▸ **Records from a data source**:
= = = = = = =

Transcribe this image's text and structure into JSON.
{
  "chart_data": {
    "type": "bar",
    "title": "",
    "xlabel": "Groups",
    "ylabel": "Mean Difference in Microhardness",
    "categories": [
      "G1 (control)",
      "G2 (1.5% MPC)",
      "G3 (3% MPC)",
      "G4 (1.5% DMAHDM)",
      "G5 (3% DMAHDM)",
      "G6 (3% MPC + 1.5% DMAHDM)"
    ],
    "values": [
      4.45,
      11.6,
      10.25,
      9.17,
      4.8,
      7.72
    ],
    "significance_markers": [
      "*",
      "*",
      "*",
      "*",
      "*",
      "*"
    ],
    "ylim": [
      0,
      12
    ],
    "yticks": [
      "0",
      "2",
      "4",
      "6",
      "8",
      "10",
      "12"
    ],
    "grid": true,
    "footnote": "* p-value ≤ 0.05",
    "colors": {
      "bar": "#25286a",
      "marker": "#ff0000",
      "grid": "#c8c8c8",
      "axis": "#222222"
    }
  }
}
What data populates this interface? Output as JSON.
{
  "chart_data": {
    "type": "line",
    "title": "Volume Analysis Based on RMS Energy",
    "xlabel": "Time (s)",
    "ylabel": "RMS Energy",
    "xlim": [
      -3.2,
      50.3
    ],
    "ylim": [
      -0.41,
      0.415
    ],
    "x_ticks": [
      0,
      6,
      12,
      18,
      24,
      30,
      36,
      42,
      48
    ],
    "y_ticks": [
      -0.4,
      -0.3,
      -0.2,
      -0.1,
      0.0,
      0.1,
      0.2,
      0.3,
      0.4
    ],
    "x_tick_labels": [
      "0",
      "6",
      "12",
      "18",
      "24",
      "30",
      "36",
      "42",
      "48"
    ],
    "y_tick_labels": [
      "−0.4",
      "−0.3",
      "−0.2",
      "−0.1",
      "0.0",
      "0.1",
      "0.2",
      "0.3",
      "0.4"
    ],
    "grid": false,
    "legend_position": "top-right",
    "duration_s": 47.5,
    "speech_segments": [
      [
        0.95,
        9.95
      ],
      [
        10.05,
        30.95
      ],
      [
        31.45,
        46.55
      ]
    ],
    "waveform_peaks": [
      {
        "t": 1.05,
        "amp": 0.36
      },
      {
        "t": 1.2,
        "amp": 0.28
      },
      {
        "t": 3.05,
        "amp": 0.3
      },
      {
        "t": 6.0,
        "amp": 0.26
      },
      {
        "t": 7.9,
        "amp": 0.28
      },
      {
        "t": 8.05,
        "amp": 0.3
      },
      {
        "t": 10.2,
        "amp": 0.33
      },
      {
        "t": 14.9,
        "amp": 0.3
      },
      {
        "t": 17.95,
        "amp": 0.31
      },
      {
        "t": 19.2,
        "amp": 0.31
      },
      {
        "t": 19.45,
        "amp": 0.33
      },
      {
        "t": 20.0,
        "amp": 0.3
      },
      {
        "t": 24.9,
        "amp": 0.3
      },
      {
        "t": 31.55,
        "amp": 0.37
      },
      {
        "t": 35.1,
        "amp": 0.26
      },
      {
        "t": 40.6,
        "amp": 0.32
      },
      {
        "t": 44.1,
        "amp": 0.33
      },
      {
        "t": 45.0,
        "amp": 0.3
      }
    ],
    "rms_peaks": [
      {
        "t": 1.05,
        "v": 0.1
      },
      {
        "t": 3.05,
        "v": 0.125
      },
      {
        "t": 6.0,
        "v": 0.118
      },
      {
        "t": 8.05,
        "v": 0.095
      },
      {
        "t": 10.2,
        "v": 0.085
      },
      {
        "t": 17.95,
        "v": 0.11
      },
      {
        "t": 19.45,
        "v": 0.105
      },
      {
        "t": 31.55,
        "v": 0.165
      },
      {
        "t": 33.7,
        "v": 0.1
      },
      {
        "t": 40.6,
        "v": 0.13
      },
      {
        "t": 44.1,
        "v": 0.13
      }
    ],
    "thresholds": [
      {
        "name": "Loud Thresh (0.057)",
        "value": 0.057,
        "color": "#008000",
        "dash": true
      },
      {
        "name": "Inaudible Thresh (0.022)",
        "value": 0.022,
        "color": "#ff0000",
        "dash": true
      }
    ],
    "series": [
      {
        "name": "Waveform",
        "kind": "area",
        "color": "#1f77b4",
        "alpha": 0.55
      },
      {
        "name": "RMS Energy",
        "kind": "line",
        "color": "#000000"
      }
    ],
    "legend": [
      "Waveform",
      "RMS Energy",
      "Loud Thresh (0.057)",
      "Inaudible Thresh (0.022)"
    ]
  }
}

= = = = = = =

▸ **What the task requires**: Every record should be given again exactly.

▸ **Exercise solution**:
Transcribe this image's text and structure into JSON.
{
  "chart_data": {
    "type": "bar",
    "title": "",
    "xlabel": "Groups",
    "ylabel": "Mean Difference in Microhardness",
    "categories": [
      "G1 (control)",
      "G2 (1.5% MPC)",
      "G3 (3% MPC)",
      "G4 (1.5% DMAHDM)",
      "G5 (3% DMAHDM)",
      "G6 (3% MPC + 1.5% DMAHDM)"
    ],
    "values": [
      4.45,
      11.6,
      10.25,
      9.17,
      4.8,
      7.72
    ],
    "significance_markers": [
      "*",
      "*",
      "*",
      "*",
      "*",
      "*"
    ],
    "ylim": [
      0,
      12
    ],
    "yticks": [
      "0",
      "2",
      "4",
      "6",
      "8",
      "10",
      "12"
    ],
    "grid": true,
    "footnote": "* p-value ≤ 0.05",
    "colors": {
      "bar": "#25286a",
      "marker": "#ff0000",
      "grid": "#c8c8c8",
      "axis": "#222222"
    }
  }
}
What data populates this interface? Output as JSON.
{
  "chart_data": {
    "type": "line",
    "title": "Volume Analysis Based on RMS Energy",
    "xlabel": "Time (s)",
    "ylabel": "RMS Energy",
    "xlim": [
      -3.2,
      50.3
    ],
    "ylim": [
      -0.41,
      0.415
    ],
    "x_ticks": [
      0,
      6,
      12,
      18,
      24,
      30,
      36,
      42,
      48
    ],
    "y_ticks": [
      -0.4,
      -0.3,
      -0.2,
      -0.1,
      0.0,
      0.1,
      0.2,
      0.3,
      0.4
    ],
    "x_tick_labels": [
      "0",
      "6",
      "12",
      "18",
      "24",
      "30",
      "36",
      "42",
      "48"
    ],
    "y_tick_labels": [
      "−0.4",
      "−0.3",
      "−0.2",
      "−0.1",
      "0.0",
      "0.1",
      "0.2",
      "0.3",
      "0.4"
    ],
    "grid": false,
    "legend_position": "top-right",
    "duration_s": 47.5,
    "speech_segments": [
      [
        0.95,
        9.95
      ],
      [
        10.05,
        30.95
      ],
      [
        31.45,
        46.55
      ]
    ],
    "waveform_peaks": [
      {
        "t": 1.05,
        "amp": 0.36
      },
      {
        "t": 1.2,
        "amp": 0.28
      },
      {
        "t": 3.05,
        "amp": 0.3
      },
      {
        "t": 6.0,
        "amp": 0.26
      },
      {
        "t": 7.9,
        "amp": 0.28
      },
      {
        "t": 8.05,
        "amp": 0.3
      },
      {
        "t": 10.2,
        "amp": 0.33
      },
      {
        "t": 14.9,
        "amp": 0.3
      },
      {
        "t": 17.95,
        "amp": 0.31
      },
      {
        "t": 19.2,
        "amp": 0.31
      },
      {
        "t": 19.45,
        "amp": 0.33
      },
      {
        "t": 20.0,
        "amp": 0.3
      },
      {
        "t": 24.9,
        "amp": 0.3
      },
      {
        "t": 31.55,
        "amp": 0.37
      },
      {
        "t": 35.1,
        "amp": 0.26
      },
      {
        "t": 40.6,
        "amp": 0.32
      },
      {
        "t": 44.1,
        "amp": 0.33
      },
      {
        "t": 45.0,
        "amp": 0.3
      }
    ],
    "rms_peaks": [
      {
        "t": 1.05,
        "v": 0.1
      },
      {
        "t": 3.05,
        "v": 0.125
      },
      {
        "t": 6.0,
        "v": 0.118
      },
      {
        "t": 8.05,
        "v": 0.095
      },
      {
        "t": 10.2,
        "v": 0.085
      },
      {
        "t": 17.95,
        "v": 0.11
      },
      {
        "t": 19.45,
        "v": 0.105
      },
      {
        "t": 31.55,
        "v": 0.165
      },
      {
        "t": 33.7,
        "v": 0.1
      },
      {
        "t": 40.6,
        "v": 0.13
      },
      {
        "t": 44.1,
        "v": 0.13
      }
    ],
    "thresholds": [
      {
        "name": "Loud Thresh (0.057)",
        "value": 0.057,
        "color": "#008000",
        "dash": true
      },
      {
        "name": "Inaudible Thresh (0.022)",
        "value": 0.022,
        "color": "#ff0000",
        "dash": true
      }
    ],
    "series": [
      {
        "name": "Waveform",
        "kind": "area",
        "color": "#1f77b4",
        "alpha": 0.55
      },
      {
        "name": "RMS Energy",
        "kind": "line",
        "color": "#000000"
      }
    ],
    "legend": [
      "Waveform",
      "RMS Energy",
      "Loud Thresh (0.057)",
      "Inaudible Thresh (0.022)"
    ]
  }
}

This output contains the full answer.